Exercise directions =>
Find how many lines hold the word "document" and give that number only.

Input material =>

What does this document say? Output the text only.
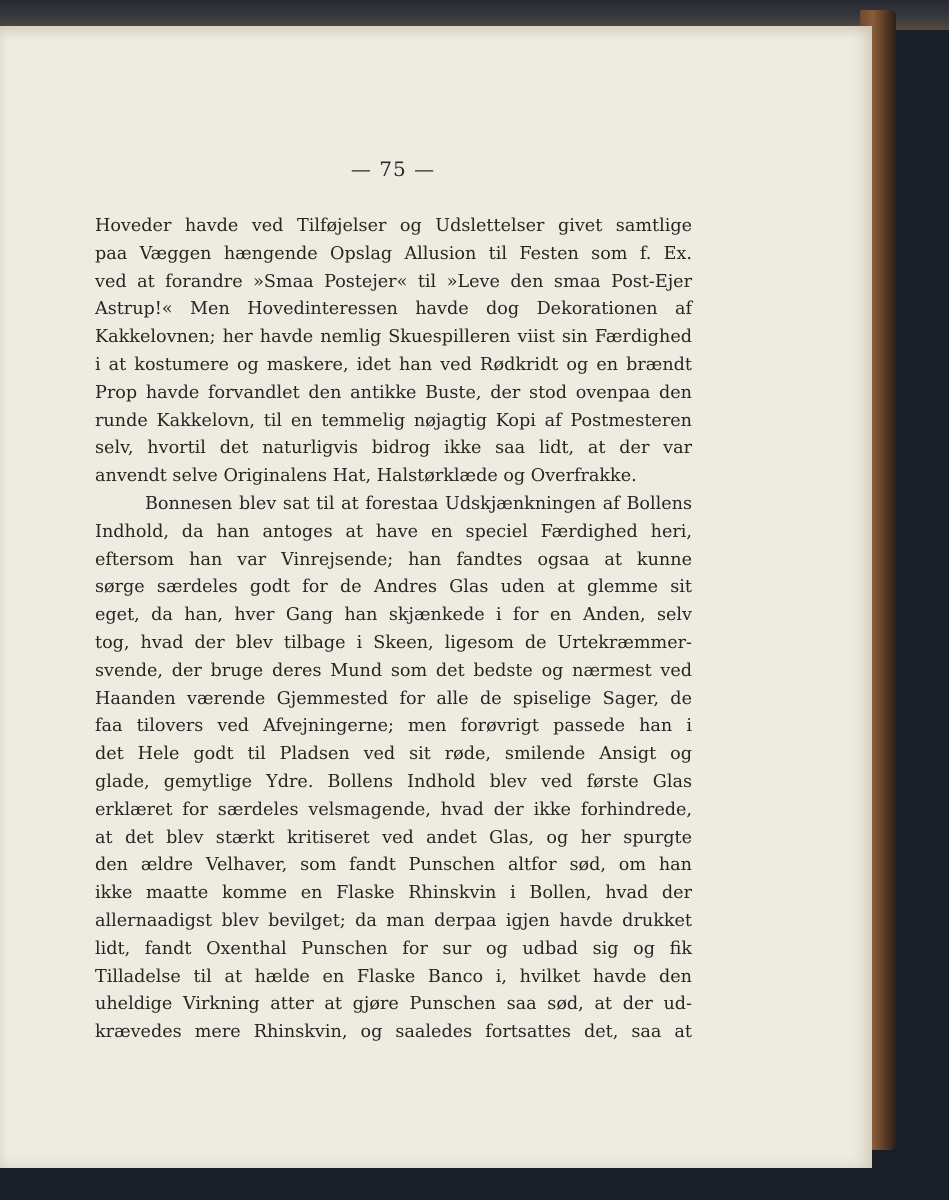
— 75 —
Hoveder havde ved Tilføjelser og Udslettelser givet samtlige
paa Væggen hængende Opslag Allusion til Festen som f. Ex.
ved at forandre »Smaa Postejer« til »Leve den smaa Post-Ejer
Astrup!« Men Hovedinteressen havde dog Dekorationen af
Kakkelovnen; her havde nemlig Skuespilleren viist sin Færdighed
i at kostumere og maskere, idet han ved Rødkridt og en brændt
Prop havde forvandlet den antikke Buste, der stod ovenpaa den
runde Kakkelovn, til en temmelig nøjagtig Kopi af Postmesteren
selv, hvortil det naturligvis bidrog ikke saa lidt, at der var
anvendt selve Originalens Hat, Halstørklæde og Overfrakke.
Bonnesen blev sat til at forestaa Udskjænkningen af Bollens
Indhold, da han antoges at have en speciel Færdighed heri,
eftersom han var Vinrejsende; han fandtes ogsaa at kunne
sørge særdeles godt for de Andres Glas uden at glemme sit
eget, da han, hver Gang han skjænkede i for en Anden, selv
tog, hvad der blev tilbage i Skeen, ligesom de Urtekræmmer-
svende, der bruge deres Mund som det bedste og nærmest ved
Haanden værende Gjemmested for alle de spiselige Sager, de
faa tilovers ved Afvejningerne; men forøvrigt passede han i
det Hele godt til Pladsen ved sit røde, smilende Ansigt og
glade, gemytlige Ydre. Bollens Indhold blev ved første Glas
erklæret for særdeles velsmagende, hvad der ikke forhindrede,
at det blev stærkt kritiseret ved andet Glas, og her spurgte
den ældre Velhaver, som fandt Punschen altfor sød, om han
ikke maatte komme en Flaske Rhinskvin i Bollen, hvad der
allernaadigst blev bevilget; da man derpaa igjen havde drukket
lidt, fandt Oxenthal Punschen for sur og udbad sig og fik
Tilladelse til at hælde en Flaske Banco i, hvilket havde den
uheldige Virkning atter at gjøre Punschen saa sød, at der ud-
krævedes mere Rhinskvin, og saaledes fortsattes det, saa at
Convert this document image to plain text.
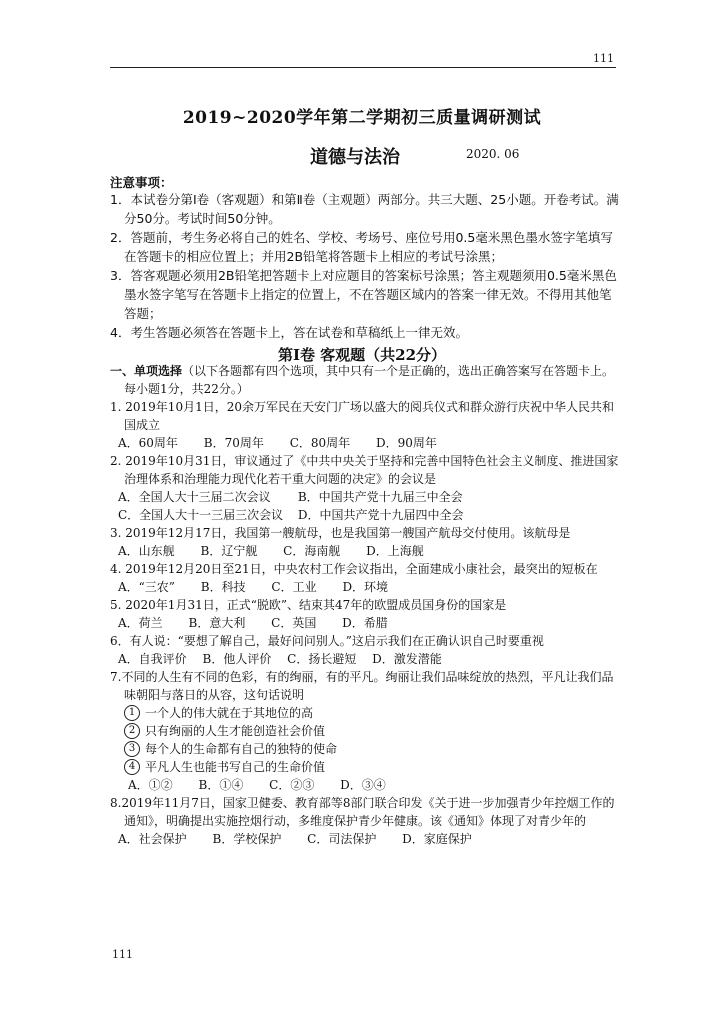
111
2019~2020学年第二学期初三质量调研测试
道德与法治	2020. 06
注意事项：

1．本试卷分第Ⅰ卷（客观题）和第Ⅱ卷（主观题）两部分。共三大题、25小题。开卷考试。满分50分。考试时间50分钟。

2．答题前，考生务必将自己的姓名、学校、考场号、座位号用0.5毫米黑色墨水签字笔填写在答题卡的相应位置上；并用2B铅笔将答题卡上相应的考试号涂黑；

3．答客观题必须用2B铅笔把答题卡上对应题目的答案标号涂黑；答主观题须用0.5毫米黑色墨水签字笔写在答题卡上指定的位置上，不在答题区域内的答案一律无效。不得用其他笔答题；

4．考生答题必须答在答题卡上，答在试卷和草稿纸上一律无效。

第Ⅰ卷 客观题（共22分）

一、单项选择（以下各题都有四个选项，其中只有一个是正确的，选出正确答案写在答题卡上。每小题1分，共22分。）

1. 2019年10月1日，20余万军民在天安门广场以盛大的阅兵仪式和群众游行庆祝中华人民共和国成立

A．60周年 B．70周年 C．80周年 D．90周年

2. 2019年10月31日，审议通过了《中共中央关于坚持和完善中国特色社会主义制度、推进国家治理体系和治理能力现代化若干重大问题的决定》的会议是

A．全国人大十三届二次会议 B．中国共产党十九届三中全会
C．全国人大十一三届三次会议 D．中国共产党十九届四中全会

3. 2019年12月17日，我国第一艘航母，也是我国第一艘国产航母交付使用。该航母是

A．山东舰 B．辽宁舰 C．海南舰 D．上海舰

4. 2019年12月20日至21日，中央农村工作会议指出，全面建成小康社会，最突出的短板在

A．“三农” B．科技 C．工业 D．环境

5. 2020年1月31日，正式“脱欧”、结束其47年的欧盟成员国身份的国家是

A．荷兰 B．意大利 C．英国 D．希腊

6．有人说：“要想了解自己，最好问问别人。”这启示我们在正确认识自己时要重视

A．自我评价 B．他人评价 C．扬长避短 D．激发潜能

7.不同的人生有不同的色彩，有的绚丽，有的平凡。绚丽让我们品味绽放的热烈，平凡让我们品味朝阳与落日的从容，这句话说明

1 一个人的伟大就在于其地位的高
2 只有绚丽的人生才能创造社会价值
3 每个人的生命都有自己的独特的使命
4 平凡人生也能书写自己的生命价值
A．①② B．①④ C．②③ D．③④

8.2019年11月7日，国家卫健委、教育部等8部门联合印发《关于进一步加强青少年控烟工作的通知》，明确提出实施控烟行动，多维度保护青少年健康。该《通知》体现了对青少年的

A．社会保护 B．学校保护 C．司法保护 D．家庭保护
111
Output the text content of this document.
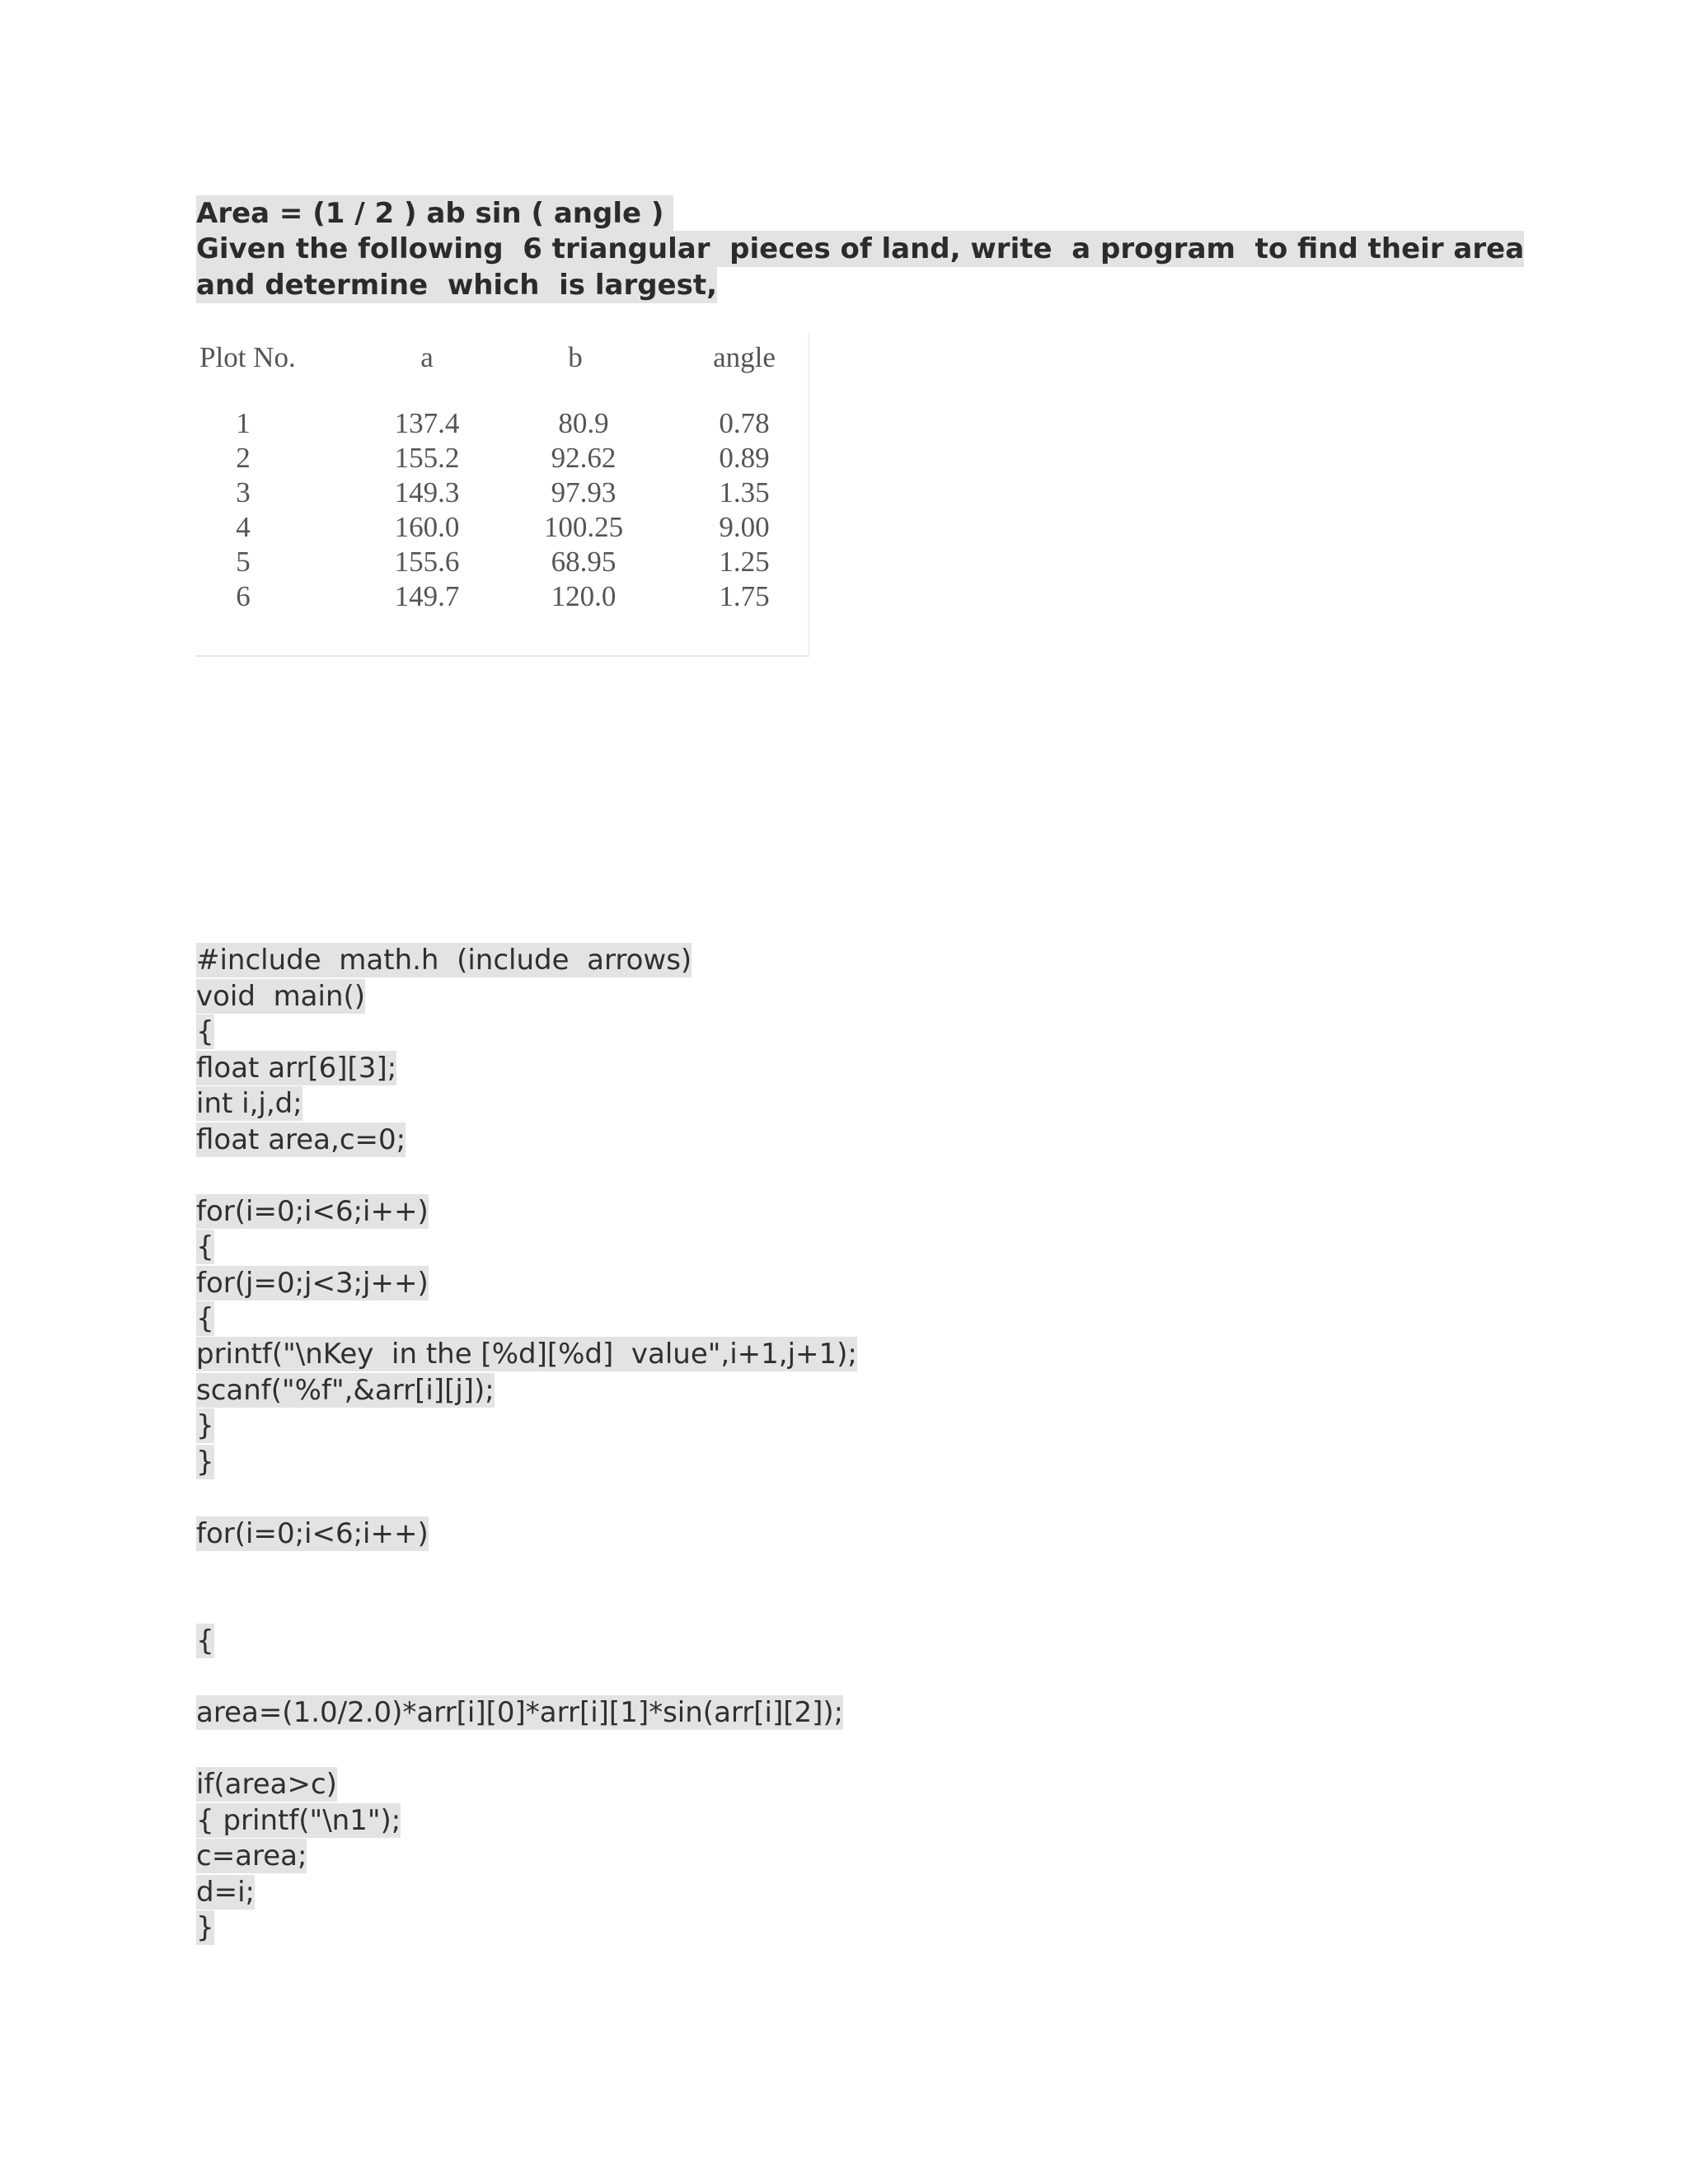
Area = (1 / 2 ) ab sin ( angle )
Given the following  6 triangular  pieces of land, write  a program  to find their area
and determine  which  is largest,
Plot No.	a	b	angle
1	137.4	80.9	0.78
2	155.2	92.62	0.89
3	149.3	97.93	1.35
4	160.0	100.25	9.00
5	155.6	68.95	1.25
6	149.7	120.0	1.75
#include  math.h  (include  arrows)
void  main()
{
float arr[6][3];
int i,j,d;
float area,c=0;
for(i=0;i<6;i++)
{
for(j=0;j<3;j++)
{
printf("\nKey  in the [%d][%d]  value",i+1,j+1);
scanf("%f",&arr[i][j]);
}
}
for(i=0;i<6;i++)
{
area=(1.0/2.0)*arr[i][0]*arr[i][1]*sin(arr[i][2]);
if(area>c)
{ printf("\n1");
c=area;
d=i;
}
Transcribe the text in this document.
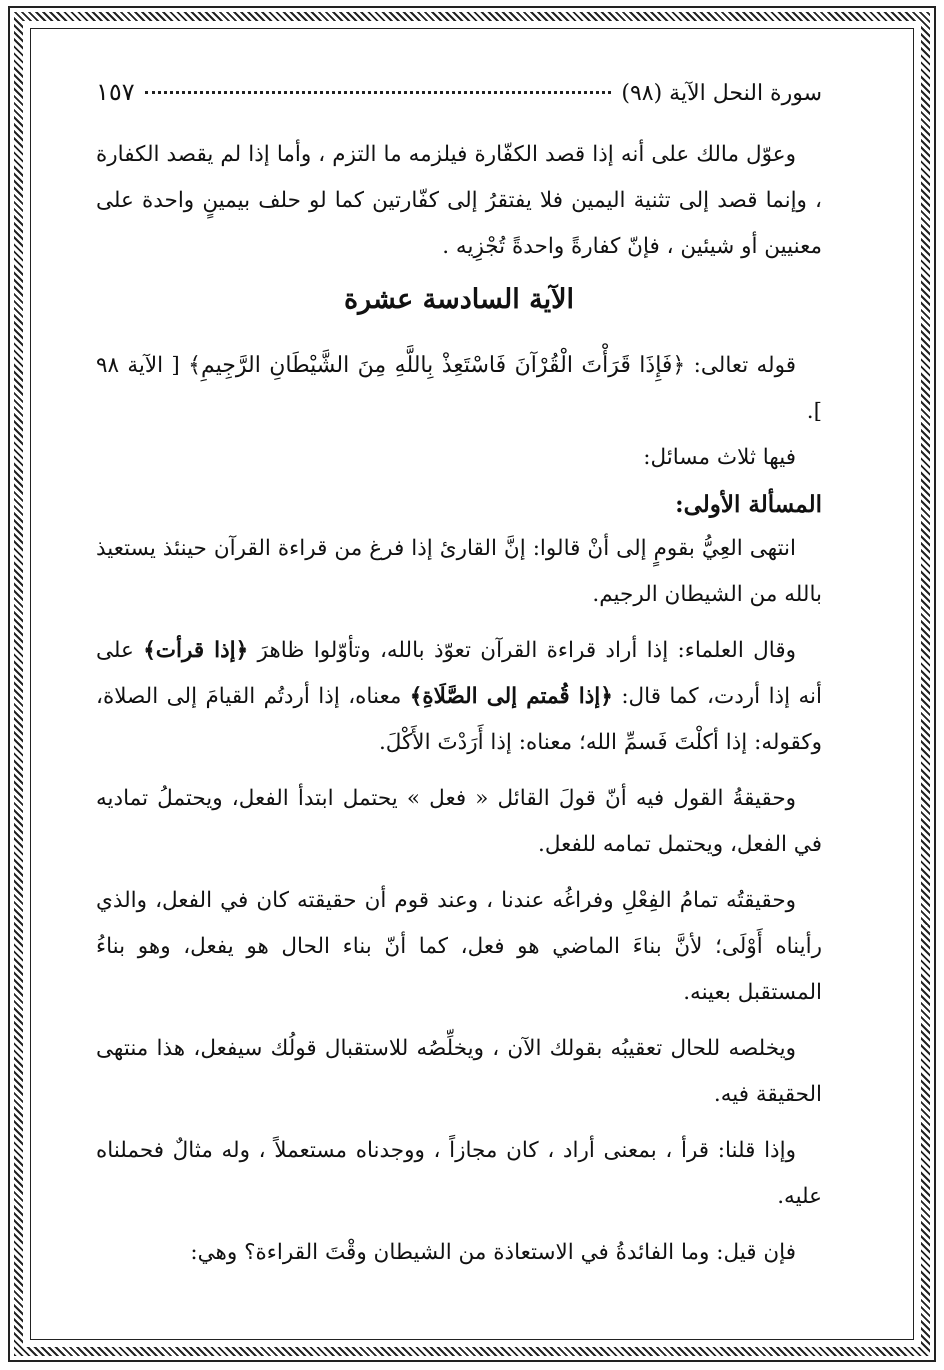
سورة النحل الآية (٩٨)
١٥٧

وعوّل مالك على أنه إذا قصد الكفّارة فيلزمه ما التزم ، وأما إذا لم يقصد الكفارة ، وإنما قصد إلى تثنية اليمين فلا يفتقرُ إلى كفّارتين كما لو حلف بيمينٍ واحدة على معنيين أو شيئين ، فإنّ كفارةً واحدةً تُجْزِيه .

الآية السادسة عشرة

قوله تعالى: ﴿فَإِذَا قَرَأْتَ الْقُرْآنَ فَاسْتَعِذْ بِاللَّهِ مِنَ الشَّيْطَانِ الرَّجِيمِ﴾ [ الآية ٩٨ ].

فيها ثلاث مسائل:

المسألة الأولى:

انتهى العِيُّ بقومٍ إلى أنْ قالوا: إنَّ القارئ إذا فرغ من قراءة القرآن حينئذ يستعيذ بالله من الشيطان الرجيم.

وقال العلماء: إذا أراد قراءة القرآن تعوّذ بالله، وتأوّلوا ظاهرَ ﴿إذا قرأت﴾ على أنه إذا أردت، كما قال: ﴿إذا قُمتم إلى الصَّلَاةِ﴾ معناه، إذا أردتُم القيامَ إلى الصلاة، وكقوله: إذا أكلْتَ فَسمِّ الله؛ معناه: إذا أَرَدْتَ الأَكْلَ.

وحقيقةُ القول فيه أنّ قولَ القائل « فعل » يحتمل ابتدأ الفعل، ويحتملُ تماديه في الفعل، ويحتمل تمامه للفعل.

وحقيقتُه تمامُ الفِعْلِ وفراغُه عندنا ، وعند قوم أن حقيقته كان في الفعل، والذي رأيناه أَوْلَى؛ لأنَّ بناءَ الماضي هو فعل، كما أنّ بناء الحال هو يفعل، وهو بناءُ المستقبل بعينه.

ويخلصه للحال تعقيبُه بقولك الآن ، ويخلِّصُه للاستقبال قولُك سيفعل، هذا منتهى الحقيقة فيه.

وإذا قلنا: قرأ ، بمعنى أراد ، كان مجازاً ، ووجدناه مستعملاً ، وله مثالٌ فحملناه عليه.

فإن قيل: وما الفائدةُ في الاستعاذة من الشيطان وقْتَ القراءة؟ وهي:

Output of the exercise =>
4